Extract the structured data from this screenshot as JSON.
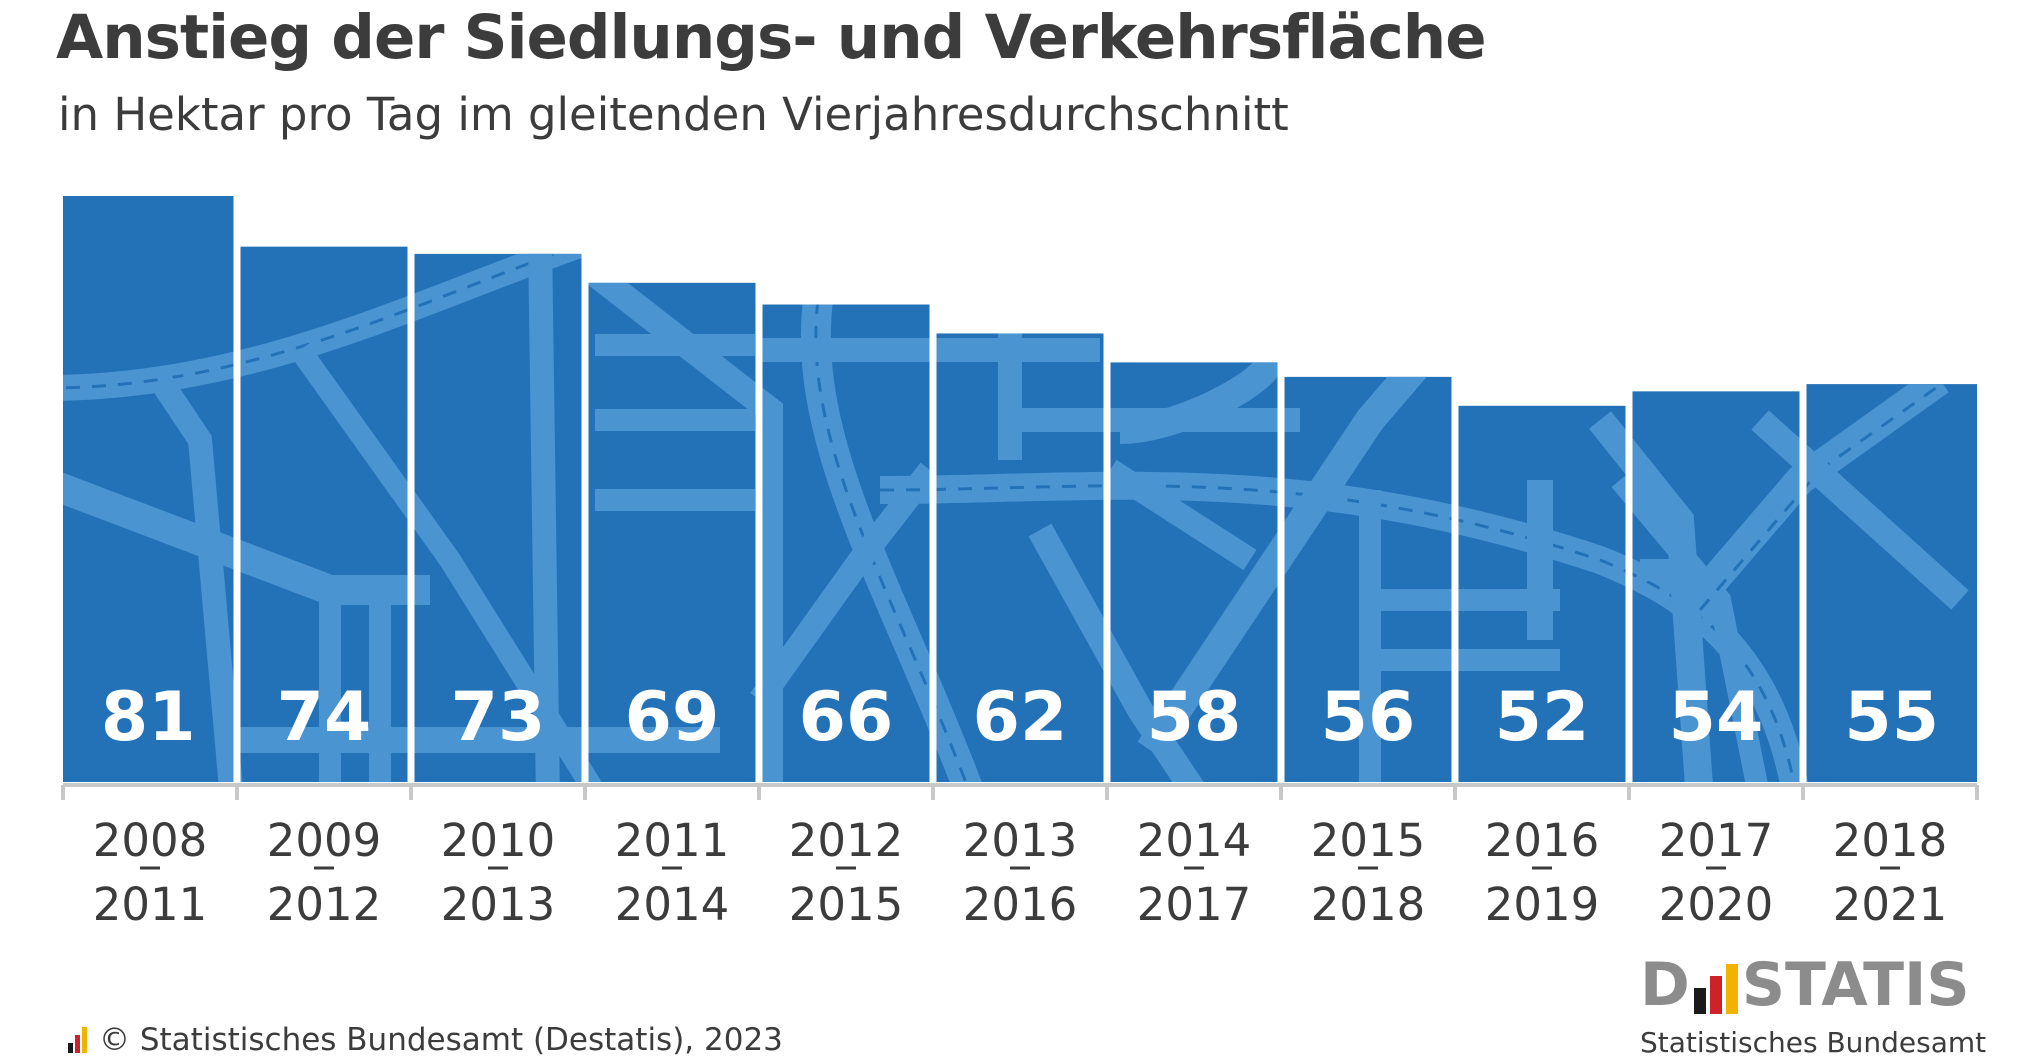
{
  "chart_data": {
    "type": "bar",
    "title": "Anstieg der Siedlungs- und Verkehrsfläche",
    "subtitle": "in Hektar pro Tag im gleitenden Vierjahresdurchschnitt",
    "categories": [
      "2008–2011",
      "2009–2012",
      "2010–2013",
      "2011–2014",
      "2012–2015",
      "2013–2016",
      "2014–2017",
      "2015–2018",
      "2016–2019",
      "2017–2020",
      "2018–2021"
    ],
    "category_lines": [
      [
        "2008",
        "2011"
      ],
      [
        "2009",
        "2012"
      ],
      [
        "2010",
        "2013"
      ],
      [
        "2011",
        "2014"
      ],
      [
        "2012",
        "2015"
      ],
      [
        "2013",
        "2016"
      ],
      [
        "2014",
        "2017"
      ],
      [
        "2015",
        "2018"
      ],
      [
        "2016",
        "2019"
      ],
      [
        "2017",
        "2020"
      ],
      [
        "2018",
        "2021"
      ]
    ],
    "values": [
      81,
      74,
      73,
      69,
      66,
      62,
      58,
      56,
      52,
      54,
      55
    ],
    "data_labels": true,
    "ylim": [
      0,
      81
    ],
    "xlabel": "",
    "ylabel": "",
    "grid": false,
    "bar_color": "#2372b8",
    "pattern_color": "#4a94d2",
    "axis_color": "#c8c8c8",
    "text_color": "#3c3c3c"
  },
  "footer": {
    "copyright": "© Statistisches Bundesamt (Destatis), 2023",
    "logo_word_left": "D",
    "logo_word_right": "STATIS",
    "logo_org": "Statistisches Bundesamt",
    "logo_colors": [
      "#1a1a1a",
      "#cc2229",
      "#f0b400"
    ]
  }
}
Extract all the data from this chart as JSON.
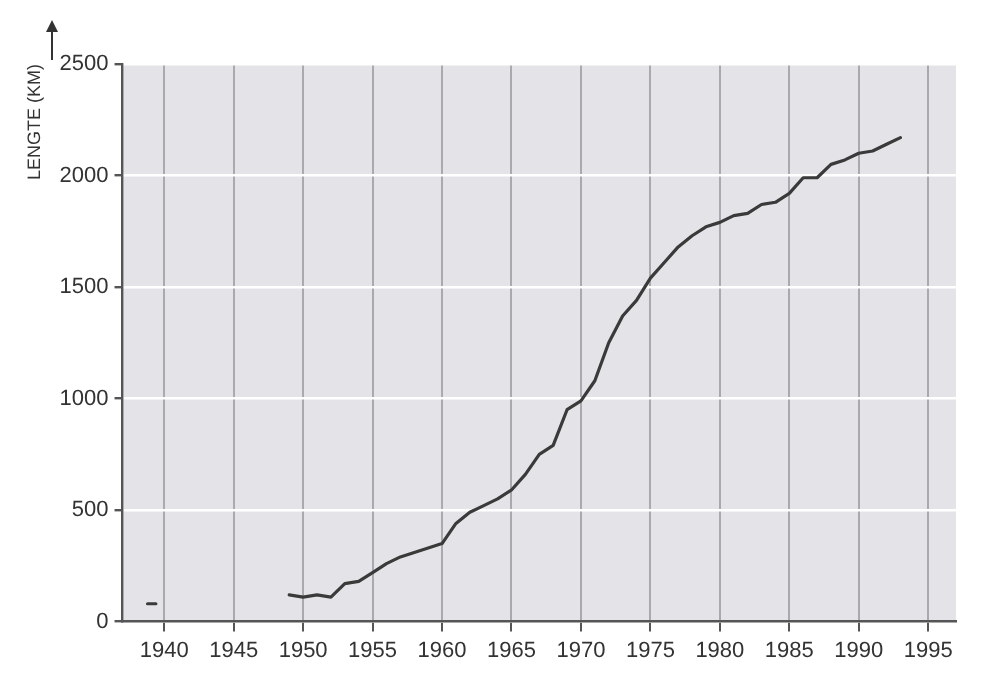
{
  "chart_data": {
    "type": "line",
    "ylabel": "LENGTE (KM)",
    "xlim": [
      1937,
      1997
    ],
    "xticks": [
      1940,
      1945,
      1950,
      1955,
      1960,
      1965,
      1970,
      1975,
      1980,
      1985,
      1990,
      1995
    ],
    "ylim": [
      0,
      2500
    ],
    "yticks": [
      0,
      500,
      1000,
      1500,
      2000,
      2500
    ],
    "grid": true,
    "legend": false,
    "marker": "none",
    "line_style": "solid",
    "series": [
      {
        "color": "#3a3a3a",
        "x": [
          1938.8,
          1939.4,
          1944,
          1949,
          1950,
          1951,
          1952,
          1953,
          1954,
          1955,
          1956,
          1957,
          1958,
          1959,
          1960,
          1961,
          1962,
          1963,
          1964,
          1965,
          1966,
          1967,
          1968,
          1969,
          1970,
          1971,
          1972,
          1973,
          1974,
          1975,
          1976,
          1977,
          1978,
          1979,
          1980,
          1981,
          1982,
          1983,
          1984,
          1985,
          1986,
          1987,
          1988,
          1989,
          1990,
          1991,
          1992,
          1993
        ],
        "values": [
          80,
          80,
          null,
          120,
          110,
          120,
          110,
          170,
          180,
          220,
          260,
          290,
          310,
          330,
          350,
          440,
          490,
          520,
          550,
          590,
          660,
          750,
          790,
          950,
          990,
          1080,
          1250,
          1370,
          1440,
          1540,
          1610,
          1680,
          1730,
          1770,
          1790,
          1820,
          1830,
          1870,
          1880,
          1920,
          1990,
          1990,
          2050,
          2070,
          2100,
          2110,
          2140,
          2170
        ]
      }
    ]
  }
}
============
**WHAT THIS TASK INVOLVES**
Repeat all of the data above word for word, minus the pictures.

**SOLUTION TO THE PROBLEM**
Extract the structured data from this screenshot as JSON.
{
  "chart_data": {
    "type": "bar",
    "title": "Anstieg der Siedlungs- und Verkehrsfläche",
    "subtitle": "in Hektar pro Tag im gleitenden Vierjahresdurchschnitt",
    "categories": [
      "2008–2011",
      "2009–2012",
      "2010–2013",
      "2011–2014",
      "2012–2015",
      "2013–2016",
      "2014–2017",
      "2015–2018",
      "2016–2019",
      "2017–2020",
      "2018–2021"
    ],
    "category_lines": [
      [
        "2008",
        "2011"
      ],
      [
        "2009",
        "2012"
      ],
      [
        "2010",
        "2013"
      ],
      [
        "2011",
        "2014"
      ],
      [
        "2012",
        "2015"
      ],
      [
        "2013",
        "2016"
      ],
      [
        "2014",
        "2017"
      ],
      [
        "2015",
        "2018"
      ],
      [
        "2016",
        "2019"
      ],
      [
        "2017",
        "2020"
      ],
      [
        "2018",
        "2021"
      ]
    ],
    "values": [
      81,
      74,
      73,
      69,
      66,
      62,
      58,
      56,
      52,
      54,
      55
    ],
    "data_labels": true,
    "ylim": [
      0,
      81
    ],
    "xlabel": "",
    "ylabel": "",
    "grid": false,
    "bar_color": "#2372b8",
    "pattern_color": "#4a94d2",
    "axis_color": "#c8c8c8",
    "text_color": "#3c3c3c"
  },
  "footer": {
    "copyright": "© Statistisches Bundesamt (Destatis), 2023",
    "logo_word_left": "D",
    "logo_word_right": "STATIS",
    "logo_org": "Statistisches Bundesamt",
    "logo_colors": [
      "#1a1a1a",
      "#cc2229",
      "#f0b400"
    ]
  }
}
Extract all the data from this chart as JSON.
{
  "chart_data": {
    "type": "line",
    "ylabel": "LENGTE (KM)",
    "xlim": [
      1937,
      1997
    ],
    "xticks": [
      1940,
      1945,
      1950,
      1955,
      1960,
      1965,
      1970,
      1975,
      1980,
      1985,
      1990,
      1995
    ],
    "ylim": [
      0,
      2500
    ],
    "yticks": [
      0,
      500,
      1000,
      1500,
      2000,
      2500
    ],
    "grid": true,
    "legend": false,
    "marker": "none",
    "line_style": "solid",
    "series": [
      {
        "color": "#3a3a3a",
        "x": [
          1938.8,
          1939.4,
          1944,
          1949,
          1950,
          1951,
          1952,
          1953,
          1954,
          1955,
          1956,
          1957,
          1958,
          1959,
          1960,
          1961,
          1962,
          1963,
          1964,
          1965,
          1966,
          1967,
          1968,
          1969,
          1970,
          1971,
          1972,
          1973,
          1974,
          1975,
          1976,
          1977,
          1978,
          1979,
          1980,
          1981,
          1982,
          1983,
          1984,
          1985,
          1986,
          1987,
          1988,
          1989,
          1990,
          1991,
          1992,
          1993
        ],
        "values": [
          80,
          80,
          null,
          120,
          110,
          120,
          110,
          170,
          180,
          220,
          260,
          290,
          310,
          330,
          350,
          440,
          490,
          520,
          550,
          590,
          660,
          750,
          790,
          950,
          990,
          1080,
          1250,
          1370,
          1440,
          1540,
          1610,
          1680,
          1730,
          1770,
          1790,
          1820,
          1830,
          1870,
          1880,
          1920,
          1990,
          1990,
          2050,
          2070,
          2100,
          2110,
          2140,
          2170
        ]
      }
    ]
  }
}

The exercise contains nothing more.